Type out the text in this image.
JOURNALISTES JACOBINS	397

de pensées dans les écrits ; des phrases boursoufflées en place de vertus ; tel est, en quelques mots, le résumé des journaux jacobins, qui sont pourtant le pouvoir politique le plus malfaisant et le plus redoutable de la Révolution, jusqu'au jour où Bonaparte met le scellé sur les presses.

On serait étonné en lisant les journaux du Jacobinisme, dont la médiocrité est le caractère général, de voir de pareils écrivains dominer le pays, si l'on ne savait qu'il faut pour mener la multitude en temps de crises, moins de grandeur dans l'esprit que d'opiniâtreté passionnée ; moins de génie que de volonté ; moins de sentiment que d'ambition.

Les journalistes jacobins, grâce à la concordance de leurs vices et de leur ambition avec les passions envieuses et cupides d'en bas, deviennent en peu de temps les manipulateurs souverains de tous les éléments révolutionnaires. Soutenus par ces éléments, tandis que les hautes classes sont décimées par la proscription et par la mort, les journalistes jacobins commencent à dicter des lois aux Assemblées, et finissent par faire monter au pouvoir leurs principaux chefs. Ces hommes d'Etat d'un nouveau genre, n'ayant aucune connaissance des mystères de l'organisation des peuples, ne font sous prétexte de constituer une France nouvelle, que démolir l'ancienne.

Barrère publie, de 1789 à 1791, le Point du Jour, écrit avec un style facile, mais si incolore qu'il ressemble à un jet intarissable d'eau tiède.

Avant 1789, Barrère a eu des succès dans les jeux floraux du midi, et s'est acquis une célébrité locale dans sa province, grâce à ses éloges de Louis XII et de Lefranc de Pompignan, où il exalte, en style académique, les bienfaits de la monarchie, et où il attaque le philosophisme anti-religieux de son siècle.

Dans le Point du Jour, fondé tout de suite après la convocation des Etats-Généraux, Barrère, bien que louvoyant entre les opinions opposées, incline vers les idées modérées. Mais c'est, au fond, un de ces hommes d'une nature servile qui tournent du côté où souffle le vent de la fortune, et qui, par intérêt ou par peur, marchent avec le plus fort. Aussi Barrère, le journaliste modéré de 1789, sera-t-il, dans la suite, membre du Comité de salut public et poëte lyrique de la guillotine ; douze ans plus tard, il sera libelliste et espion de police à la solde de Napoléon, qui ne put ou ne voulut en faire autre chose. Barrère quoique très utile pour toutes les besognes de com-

_Short problem_
Scan the material above for the word "journaux". Copy each line where it occurs.

_Full output_
de pensées dans les écrits ; des phrases boursoufflées en place de vertus ; tel est, en quelques mots, le résumé des journaux jacobins, qui sont pourtant le pouvoir politique le plus malfaisant et le plus redoutable de la Révolution, jusqu'au jour où Bonaparte met le scellé sur les presses.
On serait étonné en lisant les journaux du Jacobinisme, dont la médiocrité est le caractère général, de voir de pareils écrivains dominer le pays, si l'on ne savait qu'il faut pour mener la multitude en temps de crises, moins de grandeur dans l'esprit que d'opiniâtreté passionnée ; moins de génie que de volonté ; moins de sentiment que d'ambition.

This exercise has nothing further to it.